• [DIRECTIVE]:
Restate each of the lines given below, word for word.
——————
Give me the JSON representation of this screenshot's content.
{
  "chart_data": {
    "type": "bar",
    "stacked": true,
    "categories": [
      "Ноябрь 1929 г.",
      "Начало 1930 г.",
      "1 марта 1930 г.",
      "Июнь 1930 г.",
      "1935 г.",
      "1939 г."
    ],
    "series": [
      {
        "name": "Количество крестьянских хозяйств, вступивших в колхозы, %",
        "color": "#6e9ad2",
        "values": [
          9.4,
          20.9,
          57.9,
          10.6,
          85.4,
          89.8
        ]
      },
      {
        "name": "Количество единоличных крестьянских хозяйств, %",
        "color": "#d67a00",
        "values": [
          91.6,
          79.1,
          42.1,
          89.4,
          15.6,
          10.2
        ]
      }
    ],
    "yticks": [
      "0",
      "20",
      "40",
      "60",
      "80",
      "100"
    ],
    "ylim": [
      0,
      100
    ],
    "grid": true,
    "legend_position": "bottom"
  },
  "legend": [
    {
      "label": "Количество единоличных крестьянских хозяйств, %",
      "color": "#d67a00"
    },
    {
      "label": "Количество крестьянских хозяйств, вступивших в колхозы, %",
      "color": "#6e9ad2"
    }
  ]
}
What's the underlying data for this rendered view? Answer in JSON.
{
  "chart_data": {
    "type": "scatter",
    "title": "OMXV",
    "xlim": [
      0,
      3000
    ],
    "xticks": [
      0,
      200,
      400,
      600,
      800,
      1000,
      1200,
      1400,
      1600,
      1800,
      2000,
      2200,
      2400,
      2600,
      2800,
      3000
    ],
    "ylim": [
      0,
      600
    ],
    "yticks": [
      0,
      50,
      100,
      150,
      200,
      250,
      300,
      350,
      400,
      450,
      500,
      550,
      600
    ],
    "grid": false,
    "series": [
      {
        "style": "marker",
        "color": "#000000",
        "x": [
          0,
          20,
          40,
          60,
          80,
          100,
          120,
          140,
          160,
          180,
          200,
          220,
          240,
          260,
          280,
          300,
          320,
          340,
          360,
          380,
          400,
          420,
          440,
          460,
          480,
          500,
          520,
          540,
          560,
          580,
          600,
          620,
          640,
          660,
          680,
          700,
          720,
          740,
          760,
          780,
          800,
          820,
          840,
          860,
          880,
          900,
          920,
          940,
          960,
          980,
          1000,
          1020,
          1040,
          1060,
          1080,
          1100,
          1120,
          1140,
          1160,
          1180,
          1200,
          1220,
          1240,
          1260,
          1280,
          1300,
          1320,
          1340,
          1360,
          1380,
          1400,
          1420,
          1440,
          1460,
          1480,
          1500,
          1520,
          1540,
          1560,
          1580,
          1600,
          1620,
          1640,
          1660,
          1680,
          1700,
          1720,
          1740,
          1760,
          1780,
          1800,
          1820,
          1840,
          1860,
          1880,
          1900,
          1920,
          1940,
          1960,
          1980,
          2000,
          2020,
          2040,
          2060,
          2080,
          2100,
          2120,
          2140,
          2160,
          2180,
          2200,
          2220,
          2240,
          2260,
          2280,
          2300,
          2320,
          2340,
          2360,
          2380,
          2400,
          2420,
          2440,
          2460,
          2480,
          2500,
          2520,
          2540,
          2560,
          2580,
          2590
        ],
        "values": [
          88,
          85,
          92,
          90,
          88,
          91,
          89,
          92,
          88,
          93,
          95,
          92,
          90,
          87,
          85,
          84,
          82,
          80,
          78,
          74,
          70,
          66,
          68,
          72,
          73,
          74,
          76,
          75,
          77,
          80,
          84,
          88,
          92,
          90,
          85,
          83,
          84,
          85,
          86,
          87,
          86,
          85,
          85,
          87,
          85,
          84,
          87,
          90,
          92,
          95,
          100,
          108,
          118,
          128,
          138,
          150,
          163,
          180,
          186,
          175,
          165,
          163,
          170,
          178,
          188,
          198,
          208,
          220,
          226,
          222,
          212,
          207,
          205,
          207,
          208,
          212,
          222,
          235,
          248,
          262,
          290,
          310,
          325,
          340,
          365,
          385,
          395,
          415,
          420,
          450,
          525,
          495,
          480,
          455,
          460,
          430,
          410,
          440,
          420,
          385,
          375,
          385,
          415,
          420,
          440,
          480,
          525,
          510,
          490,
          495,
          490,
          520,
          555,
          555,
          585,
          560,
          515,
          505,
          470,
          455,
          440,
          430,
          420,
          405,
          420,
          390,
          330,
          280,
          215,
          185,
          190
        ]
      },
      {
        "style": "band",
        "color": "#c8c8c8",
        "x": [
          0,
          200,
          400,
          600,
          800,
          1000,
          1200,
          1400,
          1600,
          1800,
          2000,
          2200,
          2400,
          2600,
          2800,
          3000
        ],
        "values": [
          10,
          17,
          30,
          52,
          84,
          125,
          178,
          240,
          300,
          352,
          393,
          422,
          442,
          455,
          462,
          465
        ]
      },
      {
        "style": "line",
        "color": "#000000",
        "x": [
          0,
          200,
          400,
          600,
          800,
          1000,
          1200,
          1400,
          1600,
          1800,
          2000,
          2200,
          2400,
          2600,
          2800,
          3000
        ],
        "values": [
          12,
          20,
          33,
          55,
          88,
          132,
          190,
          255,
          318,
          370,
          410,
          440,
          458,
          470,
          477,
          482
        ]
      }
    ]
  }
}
——————
• [ANSWER FOR THIS EXERCISE]:
Give me the JSON representation of this screenshot's content.
{
  "chart_data": {
    "type": "bar",
    "stacked": true,
    "categories": [
      "Ноябрь 1929 г.",
      "Начало 1930 г.",
      "1 марта 1930 г.",
      "Июнь 1930 г.",
      "1935 г.",
      "1939 г."
    ],
    "series": [
      {
        "name": "Количество крестьянских хозяйств, вступивших в колхозы, %",
        "color": "#6e9ad2",
        "values": [
          9.4,
          20.9,
          57.9,
          10.6,
          85.4,
          89.8
        ]
      },
      {
        "name": "Количество единоличных крестьянских хозяйств, %",
        "color": "#d67a00",
        "values": [
          91.6,
          79.1,
          42.1,
          89.4,
          15.6,
          10.2
        ]
      }
    ],
    "yticks": [
      "0",
      "20",
      "40",
      "60",
      "80",
      "100"
    ],
    "ylim": [
      0,
      100
    ],
    "grid": true,
    "legend_position": "bottom"
  },
  "legend": [
    {
      "label": "Количество единоличных крестьянских хозяйств, %",
      "color": "#d67a00"
    },
    {
      "label": "Количество крестьянских хозяйств, вступивших в колхозы, %",
      "color": "#6e9ad2"
    }
  ]
}
What's the underlying data for this rendered view? Answer in JSON.
{
  "chart_data": {
    "type": "scatter",
    "title": "OMXV",
    "xlim": [
      0,
      3000
    ],
    "xticks": [
      0,
      200,
      400,
      600,
      800,
      1000,
      1200,
      1400,
      1600,
      1800,
      2000,
      2200,
      2400,
      2600,
      2800,
      3000
    ],
    "ylim": [
      0,
      600
    ],
    "yticks": [
      0,
      50,
      100,
      150,
      200,
      250,
      300,
      350,
      400,
      450,
      500,
      550,
      600
    ],
    "grid": false,
    "series": [
      {
        "style": "marker",
        "color": "#000000",
        "x": [
          0,
          20,
          40,
          60,
          80,
          100,
          120,
          140,
          160,
          180,
          200,
          220,
          240,
          260,
          280,
          300,
          320,
          340,
          360,
          380,
          400,
          420,
          440,
          460,
          480,
          500,
          520,
          540,
          560,
          580,
          600,
          620,
          640,
          660,
          680,
          700,
          720,
          740,
          760,
          780,
          800,
          820,
          840,
          860,
          880,
          900,
          920,
          940,
          960,
          980,
          1000,
          1020,
          1040,
          1060,
          1080,
          1100,
          1120,
          1140,
          1160,
          1180,
          1200,
          1220,
          1240,
          1260,
          1280,
          1300,
          1320,
          1340,
          1360,
          1380,
          1400,
          1420,
          1440,
          1460,
          1480,
          1500,
          1520,
          1540,
          1560,
          1580,
          1600,
          1620,
          1640,
          1660,
          1680,
          1700,
          1720,
          1740,
          1760,
          1780,
          1800,
          1820,
          1840,
          1860,
          1880,
          1900,
          1920,
          1940,
          1960,
          1980,
          2000,
          2020,
          2040,
          2060,
          2080,
          2100,
          2120,
          2140,
          2160,
          2180,
          2200,
          2220,
          2240,
          2260,
          2280,
          2300,
          2320,
          2340,
          2360,
          2380,
          2400,
          2420,
          2440,
          2460,
          2480,
          2500,
          2520,
          2540,
          2560,
          2580,
          2590
        ],
        "values": [
          88,
          85,
          92,
          90,
          88,
          91,
          89,
          92,
          88,
          93,
          95,
          92,
          90,
          87,
          85,
          84,
          82,
          80,
          78,
          74,
          70,
          66,
          68,
          72,
          73,
          74,
          76,
          75,
          77,
          80,
          84,
          88,
          92,
          90,
          85,
          83,
          84,
          85,
          86,
          87,
          86,
          85,
          85,
          87,
          85,
          84,
          87,
          90,
          92,
          95,
          100,
          108,
          118,
          128,
          138,
          150,
          163,
          180,
          186,
          175,
          165,
          163,
          170,
          178,
          188,
          198,
          208,
          220,
          226,
          222,
          212,
          207,
          205,
          207,
          208,
          212,
          222,
          235,
          248,
          262,
          290,
          310,
          325,
          340,
          365,
          385,
          395,
          415,
          420,
          450,
          525,
          495,
          480,
          455,
          460,
          430,
          410,
          440,
          420,
          385,
          375,
          385,
          415,
          420,
          440,
          480,
          525,
          510,
          490,
          495,
          490,
          520,
          555,
          555,
          585,
          560,
          515,
          505,
          470,
          455,
          440,
          430,
          420,
          405,
          420,
          390,
          330,
          280,
          215,
          185,
          190
        ]
      },
      {
        "style": "band",
        "color": "#c8c8c8",
        "x": [
          0,
          200,
          400,
          600,
          800,
          1000,
          1200,
          1400,
          1600,
          1800,
          2000,
          2200,
          2400,
          2600,
          2800,
          3000
        ],
        "values": [
          10,
          17,
          30,
          52,
          84,
          125,
          178,
          240,
          300,
          352,
          393,
          422,
          442,
          455,
          462,
          465
        ]
      },
      {
        "style": "line",
        "color": "#000000",
        "x": [
          0,
          200,
          400,
          600,
          800,
          1000,
          1200,
          1400,
          1600,
          1800,
          2000,
          2200,
          2400,
          2600,
          2800,
          3000
        ],
        "values": [
          12,
          20,
          33,
          55,
          88,
          132,
          190,
          255,
          318,
          370,
          410,
          440,
          458,
          470,
          477,
          482
        ]
      }
    ]
  }
}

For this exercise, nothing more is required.